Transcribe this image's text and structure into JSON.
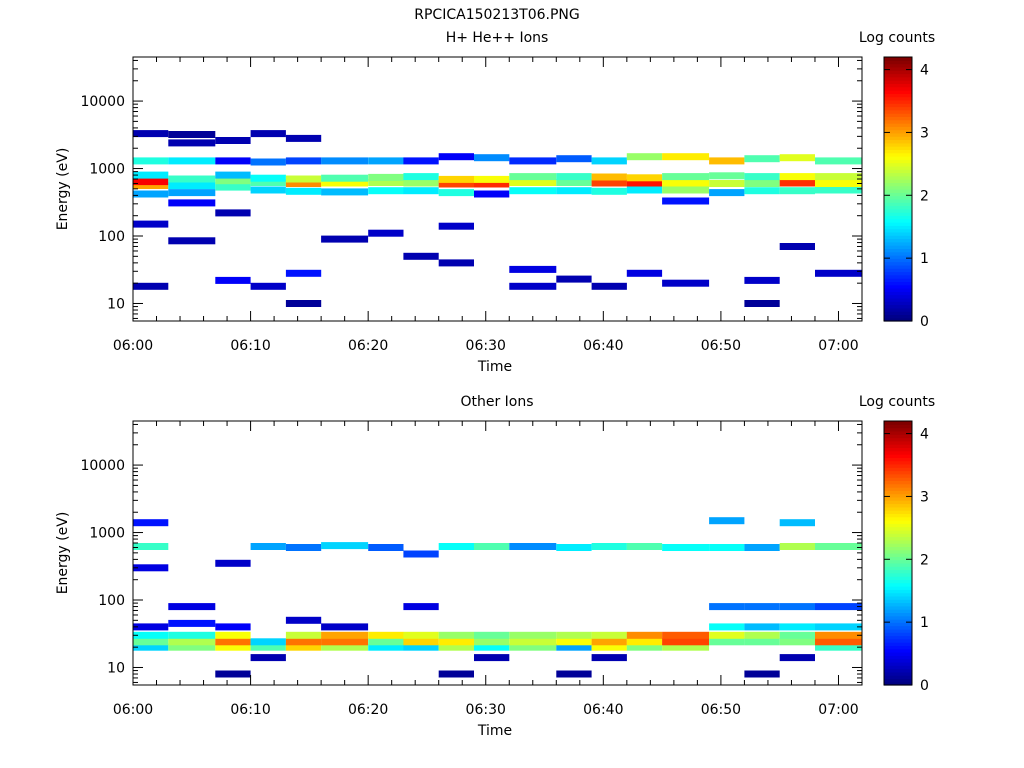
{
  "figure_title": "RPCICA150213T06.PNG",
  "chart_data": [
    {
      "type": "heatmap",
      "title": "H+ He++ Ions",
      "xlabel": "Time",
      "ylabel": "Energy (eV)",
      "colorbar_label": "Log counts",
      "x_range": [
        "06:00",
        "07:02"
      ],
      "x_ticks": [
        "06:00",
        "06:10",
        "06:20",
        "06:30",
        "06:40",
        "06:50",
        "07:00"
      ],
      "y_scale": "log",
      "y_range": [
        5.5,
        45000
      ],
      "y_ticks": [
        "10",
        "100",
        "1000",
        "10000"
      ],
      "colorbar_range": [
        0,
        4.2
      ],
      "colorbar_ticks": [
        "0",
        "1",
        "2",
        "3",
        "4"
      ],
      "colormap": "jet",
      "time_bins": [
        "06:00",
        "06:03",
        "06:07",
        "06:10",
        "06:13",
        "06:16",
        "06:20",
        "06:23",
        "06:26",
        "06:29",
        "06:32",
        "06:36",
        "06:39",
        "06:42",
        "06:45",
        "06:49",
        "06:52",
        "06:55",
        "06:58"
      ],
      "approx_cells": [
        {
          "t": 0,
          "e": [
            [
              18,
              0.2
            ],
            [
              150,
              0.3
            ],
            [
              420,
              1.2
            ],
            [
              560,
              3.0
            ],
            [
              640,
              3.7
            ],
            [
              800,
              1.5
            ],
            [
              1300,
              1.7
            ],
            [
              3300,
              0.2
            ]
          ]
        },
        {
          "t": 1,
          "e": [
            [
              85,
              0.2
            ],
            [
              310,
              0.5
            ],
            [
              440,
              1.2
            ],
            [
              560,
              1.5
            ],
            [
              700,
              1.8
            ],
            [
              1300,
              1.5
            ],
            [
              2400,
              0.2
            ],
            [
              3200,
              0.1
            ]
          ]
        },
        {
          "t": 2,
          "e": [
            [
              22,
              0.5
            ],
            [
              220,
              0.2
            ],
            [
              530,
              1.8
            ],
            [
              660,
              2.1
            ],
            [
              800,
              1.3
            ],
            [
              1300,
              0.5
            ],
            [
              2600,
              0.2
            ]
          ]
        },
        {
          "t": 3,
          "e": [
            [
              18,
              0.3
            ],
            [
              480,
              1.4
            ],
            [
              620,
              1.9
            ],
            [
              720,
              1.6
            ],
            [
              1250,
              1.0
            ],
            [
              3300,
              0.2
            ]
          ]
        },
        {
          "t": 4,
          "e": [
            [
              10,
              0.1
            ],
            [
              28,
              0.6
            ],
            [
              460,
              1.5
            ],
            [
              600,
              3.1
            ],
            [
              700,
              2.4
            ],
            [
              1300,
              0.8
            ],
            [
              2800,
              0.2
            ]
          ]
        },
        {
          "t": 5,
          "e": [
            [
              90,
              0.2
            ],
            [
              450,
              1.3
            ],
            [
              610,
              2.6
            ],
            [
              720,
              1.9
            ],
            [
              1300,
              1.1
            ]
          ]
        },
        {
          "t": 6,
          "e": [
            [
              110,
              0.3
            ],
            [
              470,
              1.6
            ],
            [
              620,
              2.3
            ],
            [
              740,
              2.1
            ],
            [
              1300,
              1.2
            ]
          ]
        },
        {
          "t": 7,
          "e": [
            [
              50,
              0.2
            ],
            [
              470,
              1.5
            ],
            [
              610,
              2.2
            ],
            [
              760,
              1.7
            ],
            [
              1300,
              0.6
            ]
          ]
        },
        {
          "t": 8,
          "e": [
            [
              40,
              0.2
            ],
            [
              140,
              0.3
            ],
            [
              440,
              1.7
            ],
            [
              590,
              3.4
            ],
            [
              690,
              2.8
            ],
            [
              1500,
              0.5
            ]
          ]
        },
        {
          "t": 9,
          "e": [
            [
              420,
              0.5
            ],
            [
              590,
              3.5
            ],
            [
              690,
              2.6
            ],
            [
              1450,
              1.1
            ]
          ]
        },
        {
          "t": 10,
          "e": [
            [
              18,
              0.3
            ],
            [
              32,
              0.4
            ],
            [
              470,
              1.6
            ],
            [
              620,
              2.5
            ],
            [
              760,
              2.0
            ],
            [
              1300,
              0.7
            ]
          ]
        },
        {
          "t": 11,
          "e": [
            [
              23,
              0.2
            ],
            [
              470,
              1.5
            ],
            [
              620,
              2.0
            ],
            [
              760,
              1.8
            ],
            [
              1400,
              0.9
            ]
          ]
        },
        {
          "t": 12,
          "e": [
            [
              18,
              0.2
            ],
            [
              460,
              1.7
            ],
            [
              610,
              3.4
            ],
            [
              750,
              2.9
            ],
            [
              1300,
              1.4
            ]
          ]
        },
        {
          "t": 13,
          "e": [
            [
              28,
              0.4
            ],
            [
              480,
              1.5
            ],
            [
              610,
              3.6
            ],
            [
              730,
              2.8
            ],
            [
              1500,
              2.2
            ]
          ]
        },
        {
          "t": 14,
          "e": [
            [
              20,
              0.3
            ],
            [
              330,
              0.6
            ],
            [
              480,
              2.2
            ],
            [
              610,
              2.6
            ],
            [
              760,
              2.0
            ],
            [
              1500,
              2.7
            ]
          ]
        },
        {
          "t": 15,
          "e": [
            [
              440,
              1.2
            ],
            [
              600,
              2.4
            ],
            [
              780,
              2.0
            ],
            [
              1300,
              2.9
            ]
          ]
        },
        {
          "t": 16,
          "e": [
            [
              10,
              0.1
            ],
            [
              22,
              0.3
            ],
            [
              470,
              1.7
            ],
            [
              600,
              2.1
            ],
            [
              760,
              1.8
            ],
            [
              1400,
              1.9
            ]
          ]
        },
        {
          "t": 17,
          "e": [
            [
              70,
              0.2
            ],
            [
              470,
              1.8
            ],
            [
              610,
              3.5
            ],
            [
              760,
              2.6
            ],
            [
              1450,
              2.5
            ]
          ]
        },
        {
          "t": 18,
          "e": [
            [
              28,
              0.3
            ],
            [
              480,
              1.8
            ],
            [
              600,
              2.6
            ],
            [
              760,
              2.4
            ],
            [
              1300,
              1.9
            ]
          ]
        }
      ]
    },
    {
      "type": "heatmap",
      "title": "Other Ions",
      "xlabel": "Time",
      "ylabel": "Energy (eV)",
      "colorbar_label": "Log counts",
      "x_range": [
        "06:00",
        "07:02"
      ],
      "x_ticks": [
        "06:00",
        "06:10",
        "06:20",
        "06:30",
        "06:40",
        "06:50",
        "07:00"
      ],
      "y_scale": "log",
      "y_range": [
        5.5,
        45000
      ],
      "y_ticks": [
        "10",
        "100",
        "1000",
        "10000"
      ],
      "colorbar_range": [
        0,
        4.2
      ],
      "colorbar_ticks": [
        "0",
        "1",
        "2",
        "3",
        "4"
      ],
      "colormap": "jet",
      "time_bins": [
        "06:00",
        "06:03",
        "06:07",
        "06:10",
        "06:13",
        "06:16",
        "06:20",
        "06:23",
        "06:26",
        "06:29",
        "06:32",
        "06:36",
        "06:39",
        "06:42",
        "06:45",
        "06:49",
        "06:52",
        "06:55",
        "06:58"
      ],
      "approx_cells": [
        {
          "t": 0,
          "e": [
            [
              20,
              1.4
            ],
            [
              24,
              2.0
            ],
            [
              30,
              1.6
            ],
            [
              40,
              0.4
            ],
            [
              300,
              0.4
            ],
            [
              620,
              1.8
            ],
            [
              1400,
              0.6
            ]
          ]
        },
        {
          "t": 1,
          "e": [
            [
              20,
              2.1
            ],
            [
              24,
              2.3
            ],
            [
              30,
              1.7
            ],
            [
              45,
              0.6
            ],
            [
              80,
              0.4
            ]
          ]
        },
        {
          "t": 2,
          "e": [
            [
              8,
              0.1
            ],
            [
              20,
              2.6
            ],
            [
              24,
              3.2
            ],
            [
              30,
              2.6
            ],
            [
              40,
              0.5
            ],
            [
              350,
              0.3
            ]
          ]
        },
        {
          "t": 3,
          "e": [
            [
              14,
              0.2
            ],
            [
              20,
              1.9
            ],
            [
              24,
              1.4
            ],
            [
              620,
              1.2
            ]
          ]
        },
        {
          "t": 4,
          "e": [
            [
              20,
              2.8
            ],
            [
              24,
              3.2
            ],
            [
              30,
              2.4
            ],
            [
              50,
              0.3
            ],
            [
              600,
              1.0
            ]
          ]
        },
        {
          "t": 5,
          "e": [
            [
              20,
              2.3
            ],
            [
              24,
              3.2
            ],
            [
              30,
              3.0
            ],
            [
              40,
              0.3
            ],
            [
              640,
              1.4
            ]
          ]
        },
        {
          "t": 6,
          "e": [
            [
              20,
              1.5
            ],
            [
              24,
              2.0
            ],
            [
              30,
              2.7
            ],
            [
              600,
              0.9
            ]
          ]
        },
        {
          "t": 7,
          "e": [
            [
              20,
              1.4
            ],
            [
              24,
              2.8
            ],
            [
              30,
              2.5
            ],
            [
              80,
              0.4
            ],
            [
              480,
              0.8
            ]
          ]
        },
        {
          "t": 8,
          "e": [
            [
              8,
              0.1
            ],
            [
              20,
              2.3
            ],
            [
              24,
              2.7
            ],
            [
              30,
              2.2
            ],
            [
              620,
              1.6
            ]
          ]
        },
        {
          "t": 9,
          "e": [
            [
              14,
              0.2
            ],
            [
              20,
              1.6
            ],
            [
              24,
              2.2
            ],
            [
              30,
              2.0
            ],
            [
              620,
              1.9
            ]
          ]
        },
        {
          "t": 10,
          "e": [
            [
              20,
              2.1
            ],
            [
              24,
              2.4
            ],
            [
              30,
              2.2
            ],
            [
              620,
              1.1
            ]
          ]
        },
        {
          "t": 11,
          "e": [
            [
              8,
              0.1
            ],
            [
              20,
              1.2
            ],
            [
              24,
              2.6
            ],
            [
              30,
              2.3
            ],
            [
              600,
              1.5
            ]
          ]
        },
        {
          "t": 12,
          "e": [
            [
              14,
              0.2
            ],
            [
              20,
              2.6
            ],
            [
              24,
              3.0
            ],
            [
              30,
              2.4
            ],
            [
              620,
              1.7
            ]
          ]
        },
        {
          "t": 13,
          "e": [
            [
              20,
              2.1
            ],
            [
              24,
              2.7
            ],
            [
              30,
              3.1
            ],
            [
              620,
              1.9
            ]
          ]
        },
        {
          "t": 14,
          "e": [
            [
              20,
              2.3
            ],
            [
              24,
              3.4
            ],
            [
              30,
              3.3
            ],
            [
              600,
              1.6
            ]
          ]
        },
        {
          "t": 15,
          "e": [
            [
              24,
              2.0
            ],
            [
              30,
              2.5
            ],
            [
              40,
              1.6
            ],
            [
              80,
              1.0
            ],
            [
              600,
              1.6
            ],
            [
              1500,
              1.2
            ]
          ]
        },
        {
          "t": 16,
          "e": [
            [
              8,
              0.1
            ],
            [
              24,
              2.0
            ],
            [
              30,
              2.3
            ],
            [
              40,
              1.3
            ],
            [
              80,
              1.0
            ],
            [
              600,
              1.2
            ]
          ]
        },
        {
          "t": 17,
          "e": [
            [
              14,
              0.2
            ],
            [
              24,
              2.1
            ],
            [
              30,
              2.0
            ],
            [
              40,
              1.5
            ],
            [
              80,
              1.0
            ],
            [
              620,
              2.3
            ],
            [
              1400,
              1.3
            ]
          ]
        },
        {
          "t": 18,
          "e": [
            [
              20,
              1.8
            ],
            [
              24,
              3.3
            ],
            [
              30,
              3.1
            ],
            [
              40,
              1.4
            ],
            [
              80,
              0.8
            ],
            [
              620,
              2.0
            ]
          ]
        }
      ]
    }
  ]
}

=-=-=-=-=

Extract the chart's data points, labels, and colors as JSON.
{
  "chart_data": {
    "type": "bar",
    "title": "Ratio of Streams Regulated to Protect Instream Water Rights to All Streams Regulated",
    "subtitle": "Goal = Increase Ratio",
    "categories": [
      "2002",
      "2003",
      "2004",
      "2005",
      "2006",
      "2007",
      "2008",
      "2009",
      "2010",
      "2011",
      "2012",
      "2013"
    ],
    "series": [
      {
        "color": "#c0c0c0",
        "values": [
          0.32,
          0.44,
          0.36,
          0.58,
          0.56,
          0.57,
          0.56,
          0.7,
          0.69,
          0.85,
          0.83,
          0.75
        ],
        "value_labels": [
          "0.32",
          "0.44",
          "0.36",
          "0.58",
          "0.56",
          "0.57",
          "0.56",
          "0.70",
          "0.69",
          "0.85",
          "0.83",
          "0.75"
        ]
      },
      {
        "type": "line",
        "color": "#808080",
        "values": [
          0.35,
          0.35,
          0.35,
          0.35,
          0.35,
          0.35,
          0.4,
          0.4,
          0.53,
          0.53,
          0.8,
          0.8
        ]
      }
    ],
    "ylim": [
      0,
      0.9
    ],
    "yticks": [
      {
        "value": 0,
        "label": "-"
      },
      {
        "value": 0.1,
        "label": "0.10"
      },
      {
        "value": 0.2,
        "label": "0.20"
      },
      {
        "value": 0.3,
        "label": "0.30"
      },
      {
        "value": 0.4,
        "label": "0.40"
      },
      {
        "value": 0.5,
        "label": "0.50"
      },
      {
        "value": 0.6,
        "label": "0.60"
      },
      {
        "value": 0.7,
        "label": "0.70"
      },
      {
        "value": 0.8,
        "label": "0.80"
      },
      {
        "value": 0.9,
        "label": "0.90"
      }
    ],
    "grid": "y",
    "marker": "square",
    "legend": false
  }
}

=-=-=-=-=

EXERCISE PROMPT →
Where a line of the data holds "Ratio", show that line.

FULL RESPONSE →
    "title": "Ratio of Streams Regulated to Protect Instream Water Rights to All Streams Regulated",
    "subtitle": "Goal = Increase Ratio",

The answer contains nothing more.